## Raw records
= = = = =
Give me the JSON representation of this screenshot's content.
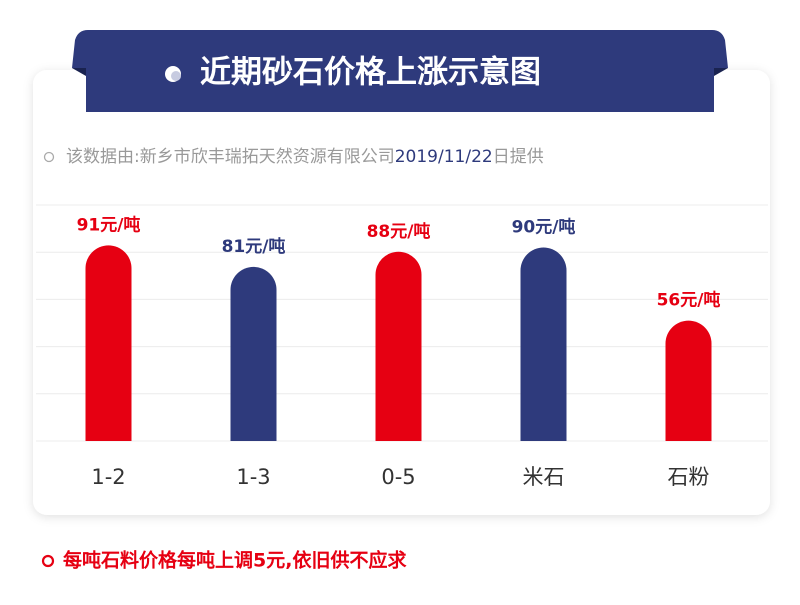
{
  "chart_data": {
    "type": "bar",
    "title": "近期砂石价格上涨示意图",
    "source": {
      "text": "该数据由:新乡市欣丰瑞拓天然资源有限公司",
      "date": "2019/11/22",
      "suffix": "日提供"
    },
    "categories": [
      "1-2",
      "1-3",
      "0-5",
      "米石",
      "石粉"
    ],
    "values": [
      91,
      81,
      88,
      90,
      56
    ],
    "value_labels": [
      "91元/吨",
      "81元/吨",
      "88元/吨",
      "90元/吨",
      "56元/吨"
    ],
    "colors": [
      "#e60012",
      "#2e3a7c",
      "#e60012",
      "#2e3a7c",
      "#e60012"
    ],
    "note": "每吨石料价格每吨上调5元,依旧供不应求"
  }
}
= = = = =
## THE REQUEST
Skip the pictures and transcribe the rest of the records exactly.

## ANSWER IN FULL
Give me the JSON representation of this screenshot's content.
{
  "chart_data": {
    "type": "bar",
    "title": "近期砂石价格上涨示意图",
    "source": {
      "text": "该数据由:新乡市欣丰瑞拓天然资源有限公司",
      "date": "2019/11/22",
      "suffix": "日提供"
    },
    "categories": [
      "1-2",
      "1-3",
      "0-5",
      "米石",
      "石粉"
    ],
    "values": [
      91,
      81,
      88,
      90,
      56
    ],
    "value_labels": [
      "91元/吨",
      "81元/吨",
      "88元/吨",
      "90元/吨",
      "56元/吨"
    ],
    "colors": [
      "#e60012",
      "#2e3a7c",
      "#e60012",
      "#2e3a7c",
      "#e60012"
    ],
    "note": "每吨石料价格每吨上调5元,依旧供不应求"
  }
}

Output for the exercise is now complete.